• _PROBLEM DETAILS_: Only a number is wanted here: the number of lines of the data that include "всего".

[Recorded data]
============================================================

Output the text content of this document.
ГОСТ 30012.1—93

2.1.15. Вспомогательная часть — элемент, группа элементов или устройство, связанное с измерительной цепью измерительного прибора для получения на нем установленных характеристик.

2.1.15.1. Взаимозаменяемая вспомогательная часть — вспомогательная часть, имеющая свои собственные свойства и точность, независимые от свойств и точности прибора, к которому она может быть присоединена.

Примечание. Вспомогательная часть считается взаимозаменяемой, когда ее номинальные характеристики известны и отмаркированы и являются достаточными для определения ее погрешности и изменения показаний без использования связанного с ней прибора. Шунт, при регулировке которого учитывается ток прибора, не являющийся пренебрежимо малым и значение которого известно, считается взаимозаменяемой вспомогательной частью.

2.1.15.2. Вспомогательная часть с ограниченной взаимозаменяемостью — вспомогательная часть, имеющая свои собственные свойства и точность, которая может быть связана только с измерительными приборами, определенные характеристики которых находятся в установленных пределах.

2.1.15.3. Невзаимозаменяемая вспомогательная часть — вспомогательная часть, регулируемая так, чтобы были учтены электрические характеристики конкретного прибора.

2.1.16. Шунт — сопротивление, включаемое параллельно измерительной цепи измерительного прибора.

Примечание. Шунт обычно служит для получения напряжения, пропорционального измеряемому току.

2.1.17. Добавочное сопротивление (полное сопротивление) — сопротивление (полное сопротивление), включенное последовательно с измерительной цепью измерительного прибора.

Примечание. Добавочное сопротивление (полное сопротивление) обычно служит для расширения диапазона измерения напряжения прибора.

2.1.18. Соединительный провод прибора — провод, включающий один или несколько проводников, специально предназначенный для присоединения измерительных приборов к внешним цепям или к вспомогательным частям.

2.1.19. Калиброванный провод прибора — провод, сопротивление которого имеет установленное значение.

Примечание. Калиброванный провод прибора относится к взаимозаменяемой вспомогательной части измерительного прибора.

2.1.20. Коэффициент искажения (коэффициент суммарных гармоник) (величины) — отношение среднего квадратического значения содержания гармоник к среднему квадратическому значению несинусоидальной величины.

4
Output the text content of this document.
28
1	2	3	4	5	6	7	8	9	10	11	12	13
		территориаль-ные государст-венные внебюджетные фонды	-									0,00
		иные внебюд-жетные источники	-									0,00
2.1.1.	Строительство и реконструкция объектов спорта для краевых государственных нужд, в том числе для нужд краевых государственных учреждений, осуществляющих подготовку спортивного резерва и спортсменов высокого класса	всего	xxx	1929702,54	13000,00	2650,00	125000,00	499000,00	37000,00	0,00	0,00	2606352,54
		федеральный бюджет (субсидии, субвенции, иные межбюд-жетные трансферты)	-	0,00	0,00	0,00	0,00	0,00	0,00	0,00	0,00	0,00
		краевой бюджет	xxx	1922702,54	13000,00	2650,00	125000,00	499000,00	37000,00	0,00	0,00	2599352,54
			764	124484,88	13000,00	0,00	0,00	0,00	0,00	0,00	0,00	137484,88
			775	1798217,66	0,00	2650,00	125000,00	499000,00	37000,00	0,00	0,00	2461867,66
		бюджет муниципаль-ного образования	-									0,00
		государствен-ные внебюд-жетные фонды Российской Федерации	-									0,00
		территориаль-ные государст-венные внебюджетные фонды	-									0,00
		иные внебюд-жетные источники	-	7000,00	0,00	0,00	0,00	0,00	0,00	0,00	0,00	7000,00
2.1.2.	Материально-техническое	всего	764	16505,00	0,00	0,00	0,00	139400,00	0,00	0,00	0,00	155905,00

============================================================

• _COMPLETED TASK_: 2